▶ **The exercise**
Edit the Pelosi excerpt from "Nancy Pelosi strode" through "the House chaplain.", and write that section out again with "smudge" replaced by "streak".

╭─ Supplied text

Sullivan and Jordan, aided by editor Steve Luxenberg, have written a fast-paced, authoritative account of the historic events that rocked America—an invaluable examination of what happened and why.

Excerpt

Prologue Prologue
March 6, 2019, Washington, DC, and Kyiv, Ukraine

Nancy Pelosi strode into her majestic office suite in the U.S. Capitol, her forehead marked with a prominent black smudge. It was Ash Wednesday, and the speaker of the U.S. House of Representatives had received her ashes that morning from Father Patrick Conroy, the House chaplain.

Father just came at me with a vengeance,” she joked to her waiting guest, Washington Post reporter Joe Heim, with a big laugh. “People have gotten their ashes off of my forehead today because it was just, like, dripping.”

It was a cold and gusty morning in Washington, which Heim could see through the speaker’s windows, with their stunning view of the National Mall. In her private office, the yellow walls covered with historic and family photographs gave the space a feel both commanding and comfortable. Four upholstered yellow wingback chairs flanked a fireplace. Her desk had no computer. The highest-ranking elected woman in American history still preferred face-to-face talks and phone calls to email. On display was a favorite gift—pink boxing gloves, monogrammed for the five-foot-two-inch fighter.

Heim was there to interview Pelosi for a Q&A to be published in The Washington Post Magazine. He didn’t cover Congress. He had never met Pelosi. But he had immersed himself in her biography, a mixture of privilege, promise and prowess: Her political lineage, a mini-dynasty, her father winning five terms in the U.S. House, her father and brother each serving as Baltimore’s mayor. Her family’s towering influence on that city, wielding its power from a red-brick house in Little Italy with portraits of FDR and Harry Truman on the wall. Her early real-life lessons as the youngest of six children, and the only girl. Her formal education at an all-girls Catholic school and then at all-women Trinity, a small Catholic college in Washington, just three miles north of the Capitol, where she watched President John F. Kennedy, the country’s first Catholic president, give his inaugural address on that frigid January day in 1961.

Then, coming into her own: Her move to San Francisco, where she raised five children. Her immersion in community issues while her husband built the family’s wealth through real estate and other investments. Her volunteer work for local Democrats, gradually establishing her own political base. Her 17 terms in Congress and her rise to the top of her party’s ranks. Her election as speaker of the House in 2007, the first woman ever in the powerful post. Her strategic finesse in beating back a challenge to her leadership after the Democrats recaptured the House in the 2018 midterm elections. Her second stint in the job, a resurrection of sorts. Her current difficulties in controlling her rowdy and diverse caucus.

Pelosi had also done her homework on Heim. She had learned he was a fellow Catholic who had spent five childhood years in Kenya, where his father had worked for Catholic Relief Services and his mother had been a State Department nurse. Heim was surprised by Pelosi’s preparation and attention to detail. “Tell me about growing up in Kenya!” she said, and then told him of taking her children to Kenya when they were young, going on a safari and a dig with famous anthropologist Dr. Louis Leakey.

╰─
╭─ Supplied information

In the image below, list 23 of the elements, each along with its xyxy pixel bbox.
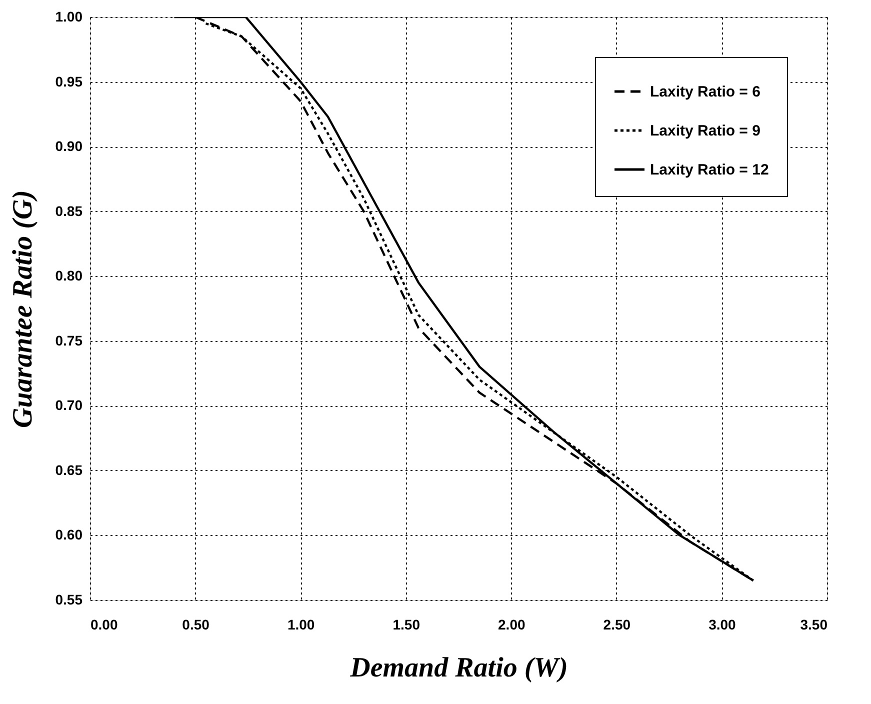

╰─

▶ **Correct result**
Nancy Pelosi strode into her majestic office suite in the U.S. Capitol, her forehead marked with a prominent black streak. It was Ash Wednesday, and the speaker of the U.S. House of Representatives had received her ashes that morning from Father Patrick Conroy, the House chaplain.